■ Goal of the exercise: Lift out each line of the data that holds "nOff".

■ Given data:
╭──
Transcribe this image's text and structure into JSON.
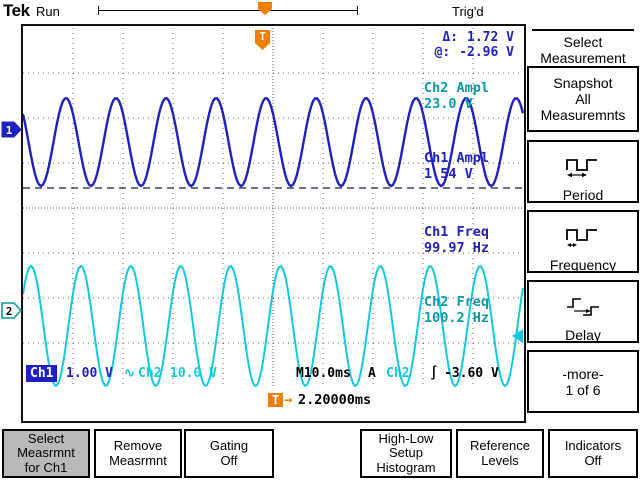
{
  "header": {
    "brand": "Tek",
    "acq_status": "Run",
    "trig_status": "Trig'd"
  },
  "cursor_readout": {
    "delta_label": "Δ:",
    "delta_value": "1.72 V",
    "at_label": "@:",
    "at_value": "-2.96 V"
  },
  "measurements": [
    {
      "label": "Ch2 Ampl\n23.0 V"
    },
    {
      "label": "Ch1 Ampl\n1.54 V"
    },
    {
      "label": "Ch1 Freq\n99.97 Hz"
    },
    {
      "label": "Ch2 Freq\n100.2 Hz"
    }
  ],
  "markers": {
    "ch1": "1",
    "ch2": "2",
    "trigger": "T"
  },
  "status_bar": {
    "ch1_label": "Ch1",
    "ch1_scale": "1.00 V",
    "coupling_symbol": "∿",
    "ch2_label": "Ch2",
    "ch2_scale": "10.0 V",
    "timebase": "M10.0ms",
    "trig_mode": "A",
    "trig_source": "Ch2",
    "trig_slope": "∫",
    "trig_level": "-3.60 V",
    "delay_marker": "T",
    "delay_arrow": "→",
    "delay_value": "2.20000ms"
  },
  "side_menu": {
    "title": "Select\nMeasurement",
    "items": [
      {
        "label": "Snapshot\nAll\nMeasuremnts"
      },
      {
        "label": "Period"
      },
      {
        "label": "Frequency"
      },
      {
        "label": "Delay"
      },
      {
        "label": "-more-\n1 of 6"
      }
    ]
  },
  "bottom_menu": {
    "items": [
      {
        "label": "Select\nMeasrmnt\nfor Ch1",
        "selected": true
      },
      {
        "label": "Remove\nMeasrmnt",
        "selected": false
      },
      {
        "label": "Gating\nOff",
        "selected": false
      },
      {
        "label": "High-Low\nSetup\nHistogram",
        "selected": false
      },
      {
        "label": "Reference\nLevels",
        "selected": false
      },
      {
        "label": "Indicators\nOff",
        "selected": false
      }
    ]
  },
  "colors": {
    "ch1": "#2020c0",
    "ch2": "#14c8dc",
    "ch2_text": "#0a9aa4",
    "accent_orange": "#ef7f00",
    "grid_dot": "#666666",
    "selected_bg": "#b9b9b9"
  },
  "chart_data": {
    "type": "line",
    "title": "Oscilloscope traces",
    "timebase_ms_per_div": 10.0,
    "horizontal_divisions": 10,
    "vertical_divisions": 8,
    "series": [
      {
        "name": "Ch1",
        "waveform": "sine",
        "frequency_hz": 99.97,
        "amplitude_v": 1.54,
        "volts_per_div": 1.0
      },
      {
        "name": "Ch2",
        "waveform": "sine",
        "frequency_hz": 100.2,
        "amplitude_v": 23.0,
        "volts_per_div": 10.0
      }
    ],
    "trigger": {
      "source": "Ch2",
      "slope": "rising",
      "level_v": -3.6,
      "delay_ms": 2.2
    }
  }
}
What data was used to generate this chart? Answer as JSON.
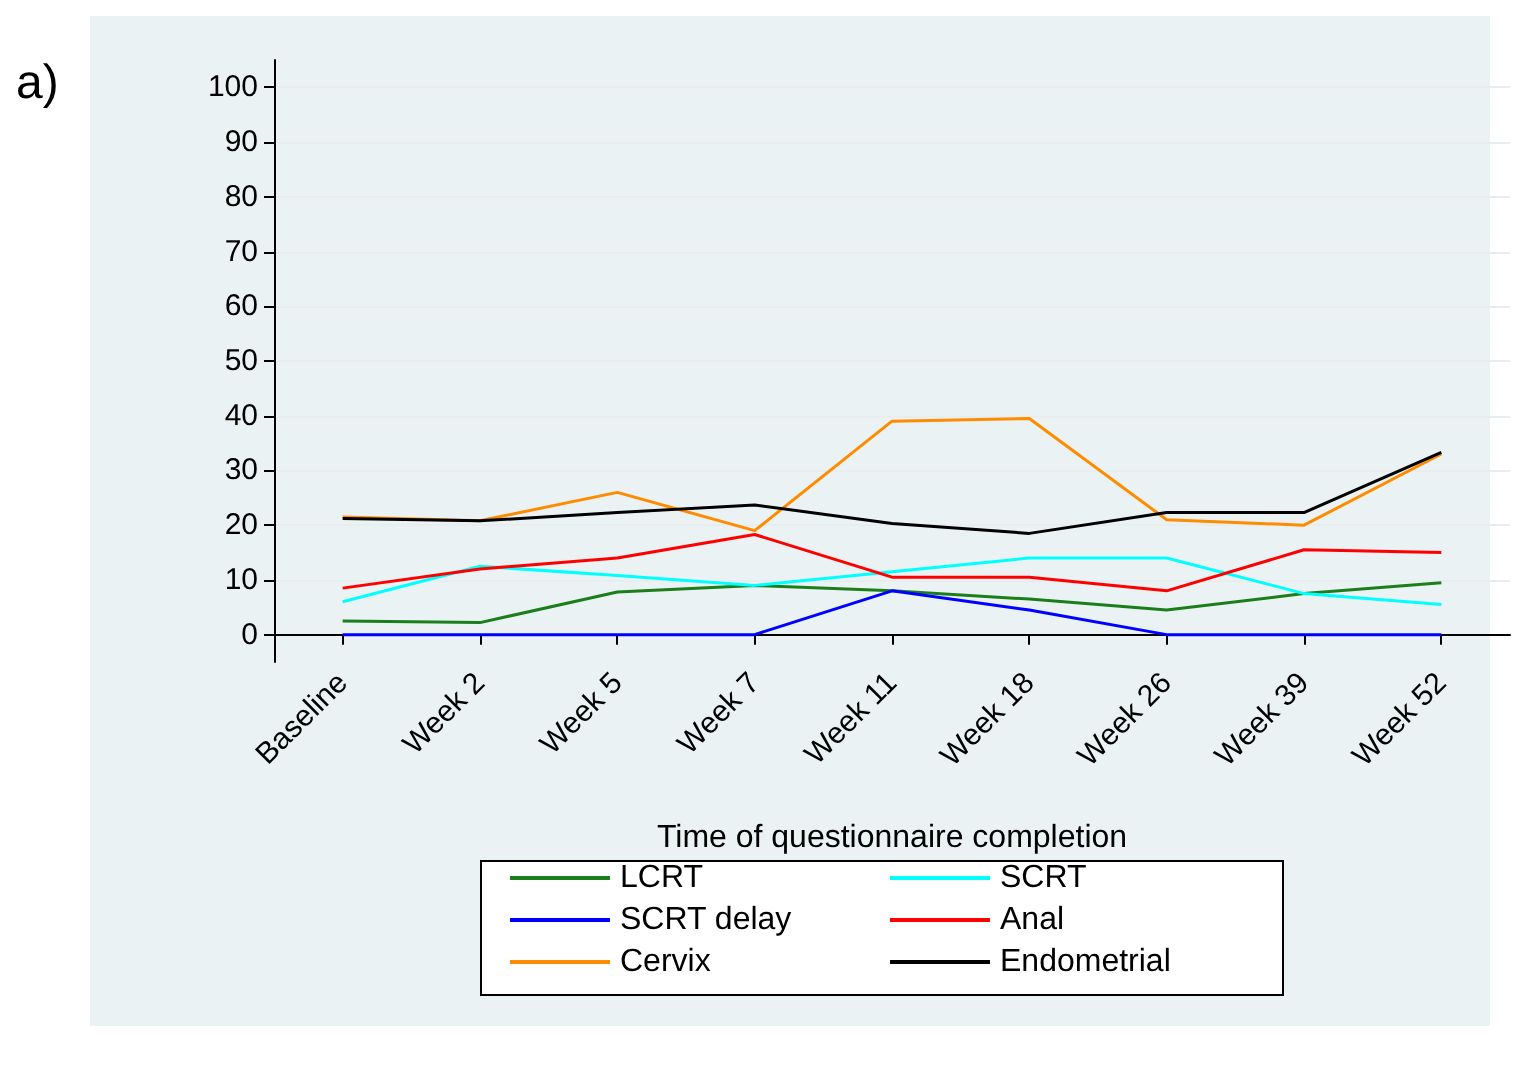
{
  "chart_data": {
    "type": "line",
    "xlabel": "Time of questionnaire completion",
    "annotations": [
      "a)"
    ],
    "categories": [
      "Baseline",
      "Week 2",
      "Week 5",
      "Week 7",
      "Week 11",
      "Week 18",
      "Week 26",
      "Week 39",
      "Week 52"
    ],
    "series": [
      {
        "name": "LCRT",
        "color": "#1a7f1a",
        "values": [
          2.5,
          2.2,
          7.8,
          9,
          8,
          6.5,
          4.5,
          7.5,
          9.5
        ]
      },
      {
        "name": "SCRT",
        "color": "#00ffff",
        "values": [
          6,
          12.5,
          10.8,
          9,
          11.5,
          14,
          14,
          7.5,
          5.5
        ]
      },
      {
        "name": "SCRT delay",
        "color": "#0000ff",
        "values": [
          0,
          0,
          0,
          0,
          8,
          4.5,
          0,
          0,
          0
        ]
      },
      {
        "name": "Anal",
        "color": "#ff0000",
        "values": [
          8.5,
          12,
          14,
          18.3,
          10.5,
          10.5,
          8,
          15.5,
          15
        ]
      },
      {
        "name": "Cervix",
        "color": "#ff8c00",
        "values": [
          21.5,
          20.8,
          26,
          19,
          39,
          39.5,
          21,
          20,
          33
        ]
      },
      {
        "name": "Endometrial",
        "color": "#000000",
        "values": [
          21.2,
          20.8,
          22.3,
          23.7,
          20.3,
          18.5,
          22.3,
          22.3,
          33.3
        ]
      }
    ],
    "ylim": [
      -5,
      105
    ],
    "yticks": [
      0,
      10,
      20,
      30,
      40,
      50,
      60,
      70,
      80,
      90,
      100
    ],
    "grid": "y",
    "legend": "bottom",
    "marker": "none",
    "line_style": "solid"
  }
}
╰──
■ Written answer:
        "label": "Gating\nOff",
        "label": "Indicators\nOff",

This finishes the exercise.